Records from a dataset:
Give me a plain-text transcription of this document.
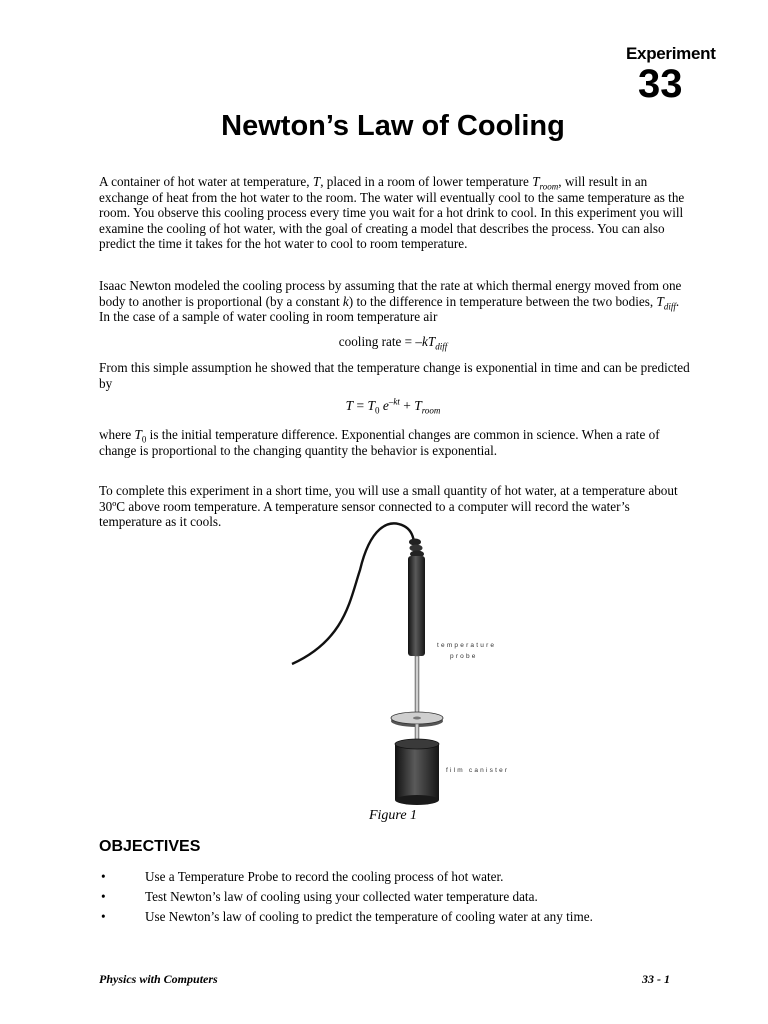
Experiment
33
Newton’s Law of Cooling

A container of hot water at temperature, T, placed in a room of lower temperature $T_{room}$, will result in an exchange of heat from the hot water to the room. The water will eventually cool to the same temperature as the room. You observe this cooling process every time you wait for a hot drink to cool. In this experiment you will examine the cooling of hot water, with the goal of creating a model that describes the process. You can also predict the time it takes for the hot water to cool to room temperature.

Isaac Newton modeled the cooling process by assuming that the rate at which thermal energy moved from one body to another is proportional (by a constant k) to the difference in temperature between the two bodies, $T_{diff}$. In the case of a sample of water cooling in room temperature air

cooling rate = $-kT_{diff}$

From this simple assumption he showed that the temperature change is exponential in time and can be predicted by

$T = T_0$ $e^{-kt} + T_{room}$

where $T_0$ is the initial temperature difference. Exponential changes are common in science. When a rate of change is proportional to the changing quantity the behavior is exponential.

To complete this experiment in a short time, you will use a small quantity of hot water, at a temperature about 30ºC above room temperature. A temperature sensor connected to a computer will record the water’s temperature as it cools.

temperature
probe
film canister
Figure 1
OBJECTIVES
• Use a Temperature Probe to record the cooling process of hot water.
• Test Newton’s law of cooling using your collected water temperature data.
• Use Newton’s law of cooling to predict the temperature of cooling water at any time.
Physics with Computers	33 - 1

THE PROBLEM:
Repeat the material above word for word and skip every image in it.

TASK SOLUTION:
Give me a plain-text transcription of this document.
Experiment
33
Newton’s Law of Cooling

A container of hot water at temperature, T, placed in a room of lower temperature $T_{room}$, will result in an exchange of heat from the hot water to the room. The water will eventually cool to the same temperature as the room. You observe this cooling process every time you wait for a hot drink to cool. In this experiment you will examine the cooling of hot water, with the goal of creating a model that describes the process. You can also predict the time it takes for the hot water to cool to room temperature.

Isaac Newton modeled the cooling process by assuming that the rate at which thermal energy moved from one body to another is proportional (by a constant k) to the difference in temperature between the two bodies, $T_{diff}$. In the case of a sample of water cooling in room temperature air

cooling rate = $-kT_{diff}$

From this simple assumption he showed that the temperature change is exponential in time and can be predicted by

$T = T_0$ $e^{-kt} + T_{room}$

where $T_0$ is the initial temperature difference. Exponential changes are common in science. When a rate of change is proportional to the changing quantity the behavior is exponential.

To complete this experiment in a short time, you will use a small quantity of hot water, at a temperature about 30ºC above room temperature. A temperature sensor connected to a computer will record the water’s temperature as it cools.

temperature
probe
film canister
Figure 1
OBJECTIVES
• Use a Temperature Probe to record the cooling process of hot water.
• Test Newton’s law of cooling using your collected water temperature data.
• Use Newton’s law of cooling to predict the temperature of cooling water at any time.
Physics with Computers	33 - 1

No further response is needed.